**Task to carry out**
Pictures do not belong in the copy; restate the records below word for word.

start Raw data

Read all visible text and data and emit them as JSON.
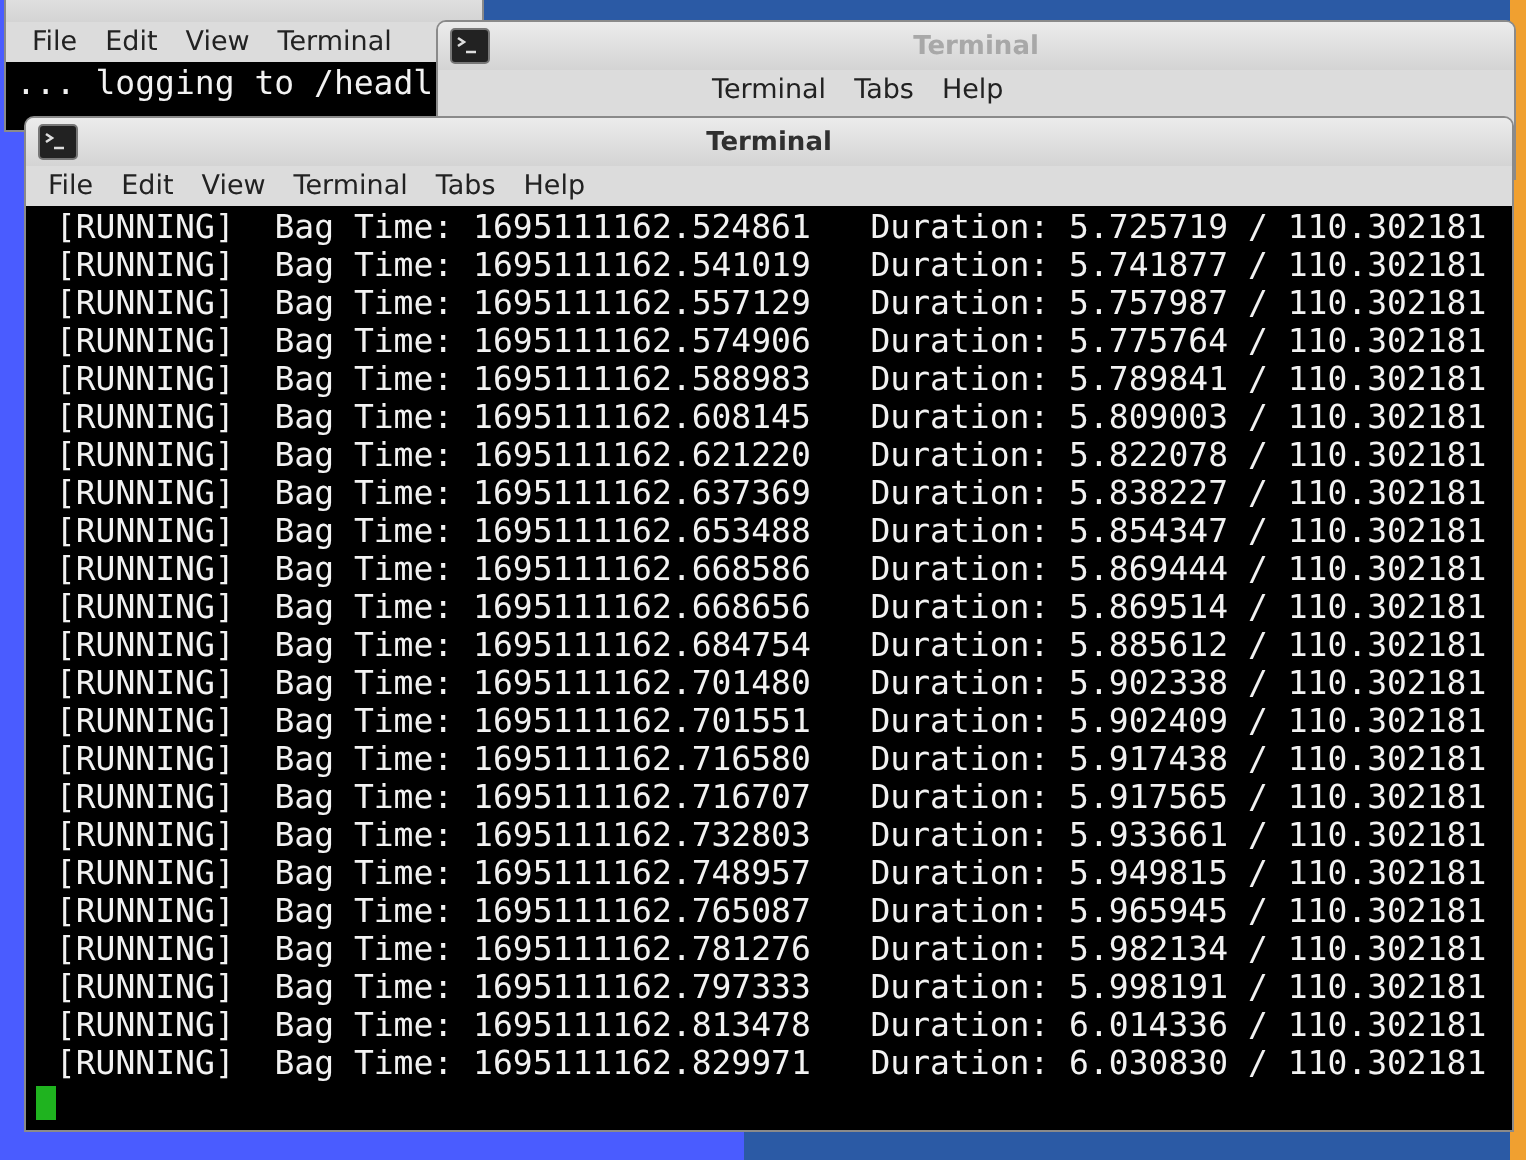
{
  "left_window": {
    "menu": [
      "File",
      "Edit",
      "View",
      "Terminal"
    ],
    "lines": [
      "... logging to /headl"
    ]
  },
  "middle_window": {
    "title": "Terminal",
    "menu": [
      "Terminal",
      "Tabs",
      "Help"
    ]
  },
  "front_window": {
    "title": "Terminal",
    "menu": [
      "File",
      "Edit",
      "View",
      "Terminal",
      "Tabs",
      "Help"
    ],
    "lines": [
      " [RUNNING]  Bag Time: 1695111162.524861   Duration: 5.725719 / 110.302181",
      " [RUNNING]  Bag Time: 1695111162.541019   Duration: 5.741877 / 110.302181",
      " [RUNNING]  Bag Time: 1695111162.557129   Duration: 5.757987 / 110.302181",
      " [RUNNING]  Bag Time: 1695111162.574906   Duration: 5.775764 / 110.302181",
      " [RUNNING]  Bag Time: 1695111162.588983   Duration: 5.789841 / 110.302181",
      " [RUNNING]  Bag Time: 1695111162.608145   Duration: 5.809003 / 110.302181",
      " [RUNNING]  Bag Time: 1695111162.621220   Duration: 5.822078 / 110.302181",
      " [RUNNING]  Bag Time: 1695111162.637369   Duration: 5.838227 / 110.302181",
      " [RUNNING]  Bag Time: 1695111162.653488   Duration: 5.854347 / 110.302181",
      " [RUNNING]  Bag Time: 1695111162.668586   Duration: 5.869444 / 110.302181",
      " [RUNNING]  Bag Time: 1695111162.668656   Duration: 5.869514 / 110.302181",
      " [RUNNING]  Bag Time: 1695111162.684754   Duration: 5.885612 / 110.302181",
      " [RUNNING]  Bag Time: 1695111162.701480   Duration: 5.902338 / 110.302181",
      " [RUNNING]  Bag Time: 1695111162.701551   Duration: 5.902409 / 110.302181",
      " [RUNNING]  Bag Time: 1695111162.716580   Duration: 5.917438 / 110.302181",
      " [RUNNING]  Bag Time: 1695111162.716707   Duration: 5.917565 / 110.302181",
      " [RUNNING]  Bag Time: 1695111162.732803   Duration: 5.933661 / 110.302181",
      " [RUNNING]  Bag Time: 1695111162.748957   Duration: 5.949815 / 110.302181",
      " [RUNNING]  Bag Time: 1695111162.765087   Duration: 5.965945 / 110.302181",
      " [RUNNING]  Bag Time: 1695111162.781276   Duration: 5.982134 / 110.302181",
      " [RUNNING]  Bag Time: 1695111162.797333   Duration: 5.998191 / 110.302181",
      " [RUNNING]  Bag Time: 1695111162.813478   Duration: 6.014336 / 110.302181",
      " [RUNNING]  Bag Time: 1695111162.829971   Duration: 6.030830 / 110.302181"
    ]
  }
}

end Raw data

**Answer**
Read all visible text and data and emit them as JSON.
{
  "left_window": {
    "menu": [
      "File",
      "Edit",
      "View",
      "Terminal"
    ],
    "lines": [
      "... logging to /headl"
    ]
  },
  "middle_window": {
    "title": "Terminal",
    "menu": [
      "Terminal",
      "Tabs",
      "Help"
    ]
  },
  "front_window": {
    "title": "Terminal",
    "menu": [
      "File",
      "Edit",
      "View",
      "Terminal",
      "Tabs",
      "Help"
    ],
    "lines": [
      " [RUNNING]  Bag Time: 1695111162.524861   Duration: 5.725719 / 110.302181",
      " [RUNNING]  Bag Time: 1695111162.541019   Duration: 5.741877 / 110.302181",
      " [RUNNING]  Bag Time: 1695111162.557129   Duration: 5.757987 / 110.302181",
      " [RUNNING]  Bag Time: 1695111162.574906   Duration: 5.775764 / 110.302181",
      " [RUNNING]  Bag Time: 1695111162.588983   Duration: 5.789841 / 110.302181",
      " [RUNNING]  Bag Time: 1695111162.608145   Duration: 5.809003 / 110.302181",
      " [RUNNING]  Bag Time: 1695111162.621220   Duration: 5.822078 / 110.302181",
      " [RUNNING]  Bag Time: 1695111162.637369   Duration: 5.838227 / 110.302181",
      " [RUNNING]  Bag Time: 1695111162.653488   Duration: 5.854347 / 110.302181",
      " [RUNNING]  Bag Time: 1695111162.668586   Duration: 5.869444 / 110.302181",
      " [RUNNING]  Bag Time: 1695111162.668656   Duration: 5.869514 / 110.302181",
      " [RUNNING]  Bag Time: 1695111162.684754   Duration: 5.885612 / 110.302181",
      " [RUNNING]  Bag Time: 1695111162.701480   Duration: 5.902338 / 110.302181",
      " [RUNNING]  Bag Time: 1695111162.701551   Duration: 5.902409 / 110.302181",
      " [RUNNING]  Bag Time: 1695111162.716580   Duration: 5.917438 / 110.302181",
      " [RUNNING]  Bag Time: 1695111162.716707   Duration: 5.917565 / 110.302181",
      " [RUNNING]  Bag Time: 1695111162.732803   Duration: 5.933661 / 110.302181",
      " [RUNNING]  Bag Time: 1695111162.748957   Duration: 5.949815 / 110.302181",
      " [RUNNING]  Bag Time: 1695111162.765087   Duration: 5.965945 / 110.302181",
      " [RUNNING]  Bag Time: 1695111162.781276   Duration: 5.982134 / 110.302181",
      " [RUNNING]  Bag Time: 1695111162.797333   Duration: 5.998191 / 110.302181",
      " [RUNNING]  Bag Time: 1695111162.813478   Duration: 6.014336 / 110.302181",
      " [RUNNING]  Bag Time: 1695111162.829971   Duration: 6.030830 / 110.302181"
    ]
  }
}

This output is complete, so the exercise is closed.